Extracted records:
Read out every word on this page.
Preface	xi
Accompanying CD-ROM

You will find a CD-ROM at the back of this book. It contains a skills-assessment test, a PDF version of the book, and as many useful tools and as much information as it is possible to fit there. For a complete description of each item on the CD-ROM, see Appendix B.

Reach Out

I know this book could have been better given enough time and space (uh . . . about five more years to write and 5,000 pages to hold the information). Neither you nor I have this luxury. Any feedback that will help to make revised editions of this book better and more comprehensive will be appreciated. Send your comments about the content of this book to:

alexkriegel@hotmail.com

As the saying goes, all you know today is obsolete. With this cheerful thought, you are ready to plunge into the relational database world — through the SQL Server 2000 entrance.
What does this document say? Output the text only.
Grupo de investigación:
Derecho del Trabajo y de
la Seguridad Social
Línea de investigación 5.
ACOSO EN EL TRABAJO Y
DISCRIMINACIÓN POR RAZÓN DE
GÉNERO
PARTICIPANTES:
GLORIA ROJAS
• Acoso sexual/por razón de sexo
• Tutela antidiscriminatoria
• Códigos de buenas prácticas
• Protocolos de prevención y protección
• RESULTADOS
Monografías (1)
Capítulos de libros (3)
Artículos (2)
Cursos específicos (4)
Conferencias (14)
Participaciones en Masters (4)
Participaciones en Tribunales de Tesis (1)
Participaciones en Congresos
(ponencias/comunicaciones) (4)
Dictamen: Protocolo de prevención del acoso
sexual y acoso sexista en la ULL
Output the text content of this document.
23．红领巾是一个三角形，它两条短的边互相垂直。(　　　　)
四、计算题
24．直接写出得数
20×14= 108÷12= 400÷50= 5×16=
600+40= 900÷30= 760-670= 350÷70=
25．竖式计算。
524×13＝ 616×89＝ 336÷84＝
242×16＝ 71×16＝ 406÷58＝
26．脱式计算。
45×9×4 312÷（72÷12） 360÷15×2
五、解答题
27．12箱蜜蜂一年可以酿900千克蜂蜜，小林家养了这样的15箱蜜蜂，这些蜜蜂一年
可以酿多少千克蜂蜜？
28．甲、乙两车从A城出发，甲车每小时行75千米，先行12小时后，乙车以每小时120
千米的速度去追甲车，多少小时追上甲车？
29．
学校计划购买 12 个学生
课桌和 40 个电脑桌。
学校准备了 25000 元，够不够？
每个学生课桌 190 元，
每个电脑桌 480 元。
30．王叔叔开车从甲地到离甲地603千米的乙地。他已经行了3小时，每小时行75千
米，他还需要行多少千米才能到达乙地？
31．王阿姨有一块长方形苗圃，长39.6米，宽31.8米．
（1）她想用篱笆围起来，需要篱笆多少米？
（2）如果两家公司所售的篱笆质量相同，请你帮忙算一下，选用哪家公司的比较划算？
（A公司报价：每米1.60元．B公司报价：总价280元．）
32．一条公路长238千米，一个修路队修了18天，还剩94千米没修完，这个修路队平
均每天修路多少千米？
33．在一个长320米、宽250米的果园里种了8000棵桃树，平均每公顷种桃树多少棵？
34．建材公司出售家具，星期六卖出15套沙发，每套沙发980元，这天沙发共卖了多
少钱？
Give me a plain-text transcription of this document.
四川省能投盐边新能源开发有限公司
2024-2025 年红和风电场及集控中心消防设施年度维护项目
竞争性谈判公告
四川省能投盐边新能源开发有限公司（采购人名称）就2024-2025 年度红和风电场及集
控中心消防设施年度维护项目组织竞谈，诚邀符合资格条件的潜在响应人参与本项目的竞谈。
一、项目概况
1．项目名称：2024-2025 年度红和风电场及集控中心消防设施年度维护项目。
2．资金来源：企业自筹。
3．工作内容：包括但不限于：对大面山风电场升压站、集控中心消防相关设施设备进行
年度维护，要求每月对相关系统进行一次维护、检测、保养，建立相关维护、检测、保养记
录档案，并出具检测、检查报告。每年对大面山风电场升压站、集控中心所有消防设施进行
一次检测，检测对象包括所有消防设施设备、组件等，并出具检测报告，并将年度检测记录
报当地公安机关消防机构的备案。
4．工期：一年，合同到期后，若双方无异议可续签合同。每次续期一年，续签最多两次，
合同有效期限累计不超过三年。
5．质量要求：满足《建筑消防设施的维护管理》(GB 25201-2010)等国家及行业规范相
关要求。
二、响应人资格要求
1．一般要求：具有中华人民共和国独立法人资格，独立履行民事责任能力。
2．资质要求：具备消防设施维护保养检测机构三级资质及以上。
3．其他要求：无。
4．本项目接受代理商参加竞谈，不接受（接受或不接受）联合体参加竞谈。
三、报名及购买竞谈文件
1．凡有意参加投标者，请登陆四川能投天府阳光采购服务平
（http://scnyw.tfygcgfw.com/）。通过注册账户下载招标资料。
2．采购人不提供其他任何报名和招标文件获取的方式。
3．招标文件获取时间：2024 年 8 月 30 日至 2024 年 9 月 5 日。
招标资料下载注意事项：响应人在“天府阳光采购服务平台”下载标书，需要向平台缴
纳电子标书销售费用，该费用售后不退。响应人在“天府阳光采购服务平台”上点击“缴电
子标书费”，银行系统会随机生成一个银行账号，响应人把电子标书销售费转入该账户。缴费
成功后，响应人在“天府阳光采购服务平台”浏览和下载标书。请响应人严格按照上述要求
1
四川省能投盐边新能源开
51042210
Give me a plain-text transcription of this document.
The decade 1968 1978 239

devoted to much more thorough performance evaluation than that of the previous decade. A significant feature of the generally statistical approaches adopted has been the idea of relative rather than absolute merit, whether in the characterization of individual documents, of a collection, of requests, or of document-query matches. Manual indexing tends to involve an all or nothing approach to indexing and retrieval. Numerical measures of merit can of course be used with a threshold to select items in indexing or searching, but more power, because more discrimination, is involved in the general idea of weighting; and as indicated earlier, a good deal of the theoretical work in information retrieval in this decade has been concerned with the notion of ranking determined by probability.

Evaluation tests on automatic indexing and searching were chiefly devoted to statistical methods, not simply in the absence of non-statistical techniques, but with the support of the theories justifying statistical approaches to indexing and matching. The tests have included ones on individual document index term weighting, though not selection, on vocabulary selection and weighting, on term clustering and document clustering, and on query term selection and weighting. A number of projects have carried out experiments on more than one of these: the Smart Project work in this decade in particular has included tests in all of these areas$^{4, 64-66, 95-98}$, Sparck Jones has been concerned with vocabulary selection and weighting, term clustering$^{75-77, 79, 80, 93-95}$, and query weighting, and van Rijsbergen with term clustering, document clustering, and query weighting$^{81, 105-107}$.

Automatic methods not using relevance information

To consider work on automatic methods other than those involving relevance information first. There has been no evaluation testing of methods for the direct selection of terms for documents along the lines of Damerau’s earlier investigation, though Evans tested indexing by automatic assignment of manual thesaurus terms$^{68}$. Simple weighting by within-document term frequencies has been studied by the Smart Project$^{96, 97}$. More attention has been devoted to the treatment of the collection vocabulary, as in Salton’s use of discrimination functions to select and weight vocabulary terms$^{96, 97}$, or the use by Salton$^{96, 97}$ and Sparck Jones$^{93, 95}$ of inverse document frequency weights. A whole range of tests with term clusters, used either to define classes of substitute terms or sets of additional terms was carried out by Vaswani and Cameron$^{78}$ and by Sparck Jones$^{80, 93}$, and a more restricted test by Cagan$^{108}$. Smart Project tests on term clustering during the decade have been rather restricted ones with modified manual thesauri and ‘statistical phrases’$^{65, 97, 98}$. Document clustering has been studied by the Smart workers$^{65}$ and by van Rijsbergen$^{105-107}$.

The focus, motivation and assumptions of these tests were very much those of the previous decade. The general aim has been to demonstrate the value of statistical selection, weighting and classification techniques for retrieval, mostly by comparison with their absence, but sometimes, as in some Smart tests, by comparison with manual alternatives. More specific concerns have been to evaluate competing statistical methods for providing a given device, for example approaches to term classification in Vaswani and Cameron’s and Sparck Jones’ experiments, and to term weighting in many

What the exercise asks:
Print out all the entries precisely as written.

Full response:
Read out every word on this page.
Preface	xi
Accompanying CD-ROM

You will find a CD-ROM at the back of this book. It contains a skills-assessment test, a PDF version of the book, and as many useful tools and as much information as it is possible to fit there. For a complete description of each item on the CD-ROM, see Appendix B.

Reach Out

I know this book could have been better given enough time and space (uh . . . about five more years to write and 5,000 pages to hold the information). Neither you nor I have this luxury. Any feedback that will help to make revised editions of this book better and more comprehensive will be appreciated. Send your comments about the content of this book to:

alexkriegel@hotmail.com

As the saying goes, all you know today is obsolete. With this cheerful thought, you are ready to plunge into the relational database world — through the SQL Server 2000 entrance.
What does this document say? Output the text only.
Grupo de investigación:
Derecho del Trabajo y de
la Seguridad Social
Línea de investigación 5.
ACOSO EN EL TRABAJO Y
DISCRIMINACIÓN POR RAZÓN DE
GÉNERO
PARTICIPANTES:
GLORIA ROJAS
• Acoso sexual/por razón de sexo
• Tutela antidiscriminatoria
• Códigos de buenas prácticas
• Protocolos de prevención y protección
• RESULTADOS
Monografías (1)
Capítulos de libros (3)
Artículos (2)
Cursos específicos (4)
Conferencias (14)
Participaciones en Masters (4)
Participaciones en Tribunales de Tesis (1)
Participaciones en Congresos
(ponencias/comunicaciones) (4)
Dictamen: Protocolo de prevención del acoso
sexual y acoso sexista en la ULL
Output the text content of this document.
23．红领巾是一个三角形，它两条短的边互相垂直。(　　　　)
四、计算题
24．直接写出得数
20×14= 108÷12= 400÷50= 5×16=
600+40= 900÷30= 760-670= 350÷70=
25．竖式计算。
524×13＝ 616×89＝ 336÷84＝
242×16＝ 71×16＝ 406÷58＝
26．脱式计算。
45×9×4 312÷（72÷12） 360÷15×2
五、解答题
27．12箱蜜蜂一年可以酿900千克蜂蜜，小林家养了这样的15箱蜜蜂，这些蜜蜂一年
可以酿多少千克蜂蜜？
28．甲、乙两车从A城出发，甲车每小时行75千米，先行12小时后，乙车以每小时120
千米的速度去追甲车，多少小时追上甲车？
29．
学校计划购买 12 个学生
课桌和 40 个电脑桌。
学校准备了 25000 元，够不够？
每个学生课桌 190 元，
每个电脑桌 480 元。
30．王叔叔开车从甲地到离甲地603千米的乙地。他已经行了3小时，每小时行75千
米，他还需要行多少千米才能到达乙地？
31．王阿姨有一块长方形苗圃，长39.6米，宽31.8米．
（1）她想用篱笆围起来，需要篱笆多少米？
（2）如果两家公司所售的篱笆质量相同，请你帮忙算一下，选用哪家公司的比较划算？
（A公司报价：每米1.60元．B公司报价：总价280元．）
32．一条公路长238千米，一个修路队修了18天，还剩94千米没修完，这个修路队平
均每天修路多少千米？
33．在一个长320米、宽250米的果园里种了8000棵桃树，平均每公顷种桃树多少棵？
34．建材公司出售家具，星期六卖出15套沙发，每套沙发980元，这天沙发共卖了多
少钱？
Give me a plain-text transcription of this document.
四川省能投盐边新能源开发有限公司
2024-2025 年红和风电场及集控中心消防设施年度维护项目
竞争性谈判公告
四川省能投盐边新能源开发有限公司（采购人名称）就2024-2025 年度红和风电场及集
控中心消防设施年度维护项目组织竞谈，诚邀符合资格条件的潜在响应人参与本项目的竞谈。
一、项目概况
1．项目名称：2024-2025 年度红和风电场及集控中心消防设施年度维护项目。
2．资金来源：企业自筹。
3．工作内容：包括但不限于：对大面山风电场升压站、集控中心消防相关设施设备进行
年度维护，要求每月对相关系统进行一次维护、检测、保养，建立相关维护、检测、保养记
录档案，并出具检测、检查报告。每年对大面山风电场升压站、集控中心所有消防设施进行
一次检测，检测对象包括所有消防设施设备、组件等，并出具检测报告，并将年度检测记录
报当地公安机关消防机构的备案。
4．工期：一年，合同到期后，若双方无异议可续签合同。每次续期一年，续签最多两次，
合同有效期限累计不超过三年。
5．质量要求：满足《建筑消防设施的维护管理》(GB 25201-2010)等国家及行业规范相
关要求。
二、响应人资格要求
1．一般要求：具有中华人民共和国独立法人资格，独立履行民事责任能力。
2．资质要求：具备消防设施维护保养检测机构三级资质及以上。
3．其他要求：无。
4．本项目接受代理商参加竞谈，不接受（接受或不接受）联合体参加竞谈。
三、报名及购买竞谈文件
1．凡有意参加投标者，请登陆四川能投天府阳光采购服务平
（http://scnyw.tfygcgfw.com/）。通过注册账户下载招标资料。
2．采购人不提供其他任何报名和招标文件获取的方式。
3．招标文件获取时间：2024 年 8 月 30 日至 2024 年 9 月 5 日。
招标资料下载注意事项：响应人在“天府阳光采购服务平台”下载标书，需要向平台缴
纳电子标书销售费用，该费用售后不退。响应人在“天府阳光采购服务平台”上点击“缴电
子标书费”，银行系统会随机生成一个银行账号，响应人把电子标书销售费转入该账户。缴费
成功后，响应人在“天府阳光采购服务平台”浏览和下载标书。请响应人严格按照上述要求
1
四川省能投盐边新能源开
51042210
Give me a plain-text transcription of this document.
The decade 1968 1978 239

devoted to much more thorough performance evaluation than that of the previous decade. A significant feature of the generally statistical approaches adopted has been the idea of relative rather than absolute merit, whether in the characterization of individual documents, of a collection, of requests, or of document-query matches. Manual indexing tends to involve an all or nothing approach to indexing and retrieval. Numerical measures of merit can of course be used with a threshold to select items in indexing or searching, but more power, because more discrimination, is involved in the general idea of weighting; and as indicated earlier, a good deal of the theoretical work in information retrieval in this decade has been concerned with the notion of ranking determined by probability.

Evaluation tests on automatic indexing and searching were chiefly devoted to statistical methods, not simply in the absence of non-statistical techniques, but with the support of the theories justifying statistical approaches to indexing and matching. The tests have included ones on individual document index term weighting, though not selection, on vocabulary selection and weighting, on term clustering and document clustering, and on query term selection and weighting. A number of projects have carried out experiments on more than one of these: the Smart Project work in this decade in particular has included tests in all of these areas$^{4, 64-66, 95-98}$, Sparck Jones has been concerned with vocabulary selection and weighting, term clustering$^{75-77, 79, 80, 93-95}$, and query weighting, and van Rijsbergen with term clustering, document clustering, and query weighting$^{81, 105-107}$.

Automatic methods not using relevance information

To consider work on automatic methods other than those involving relevance information first. There has been no evaluation testing of methods for the direct selection of terms for documents along the lines of Damerau’s earlier investigation, though Evans tested indexing by automatic assignment of manual thesaurus terms$^{68}$. Simple weighting by within-document term frequencies has been studied by the Smart Project$^{96, 97}$. More attention has been devoted to the treatment of the collection vocabulary, as in Salton’s use of discrimination functions to select and weight vocabulary terms$^{96, 97}$, or the use by Salton$^{96, 97}$ and Sparck Jones$^{93, 95}$ of inverse document frequency weights. A whole range of tests with term clusters, used either to define classes of substitute terms or sets of additional terms was carried out by Vaswani and Cameron$^{78}$ and by Sparck Jones$^{80, 93}$, and a more restricted test by Cagan$^{108}$. Smart Project tests on term clustering during the decade have been rather restricted ones with modified manual thesauri and ‘statistical phrases’$^{65, 97, 98}$. Document clustering has been studied by the Smart workers$^{65}$ and by van Rijsbergen$^{105-107}$.

The focus, motivation and assumptions of these tests were very much those of the previous decade. The general aim has been to demonstrate the value of statistical selection, weighting and classification techniques for retrieval, mostly by comparison with their absence, but sometimes, as in some Smart tests, by comparison with manual alternatives. More specific concerns have been to evaluate competing statistical methods for providing a given device, for example approaches to term classification in Vaswani and Cameron’s and Sparck Jones’ experiments, and to term weighting in many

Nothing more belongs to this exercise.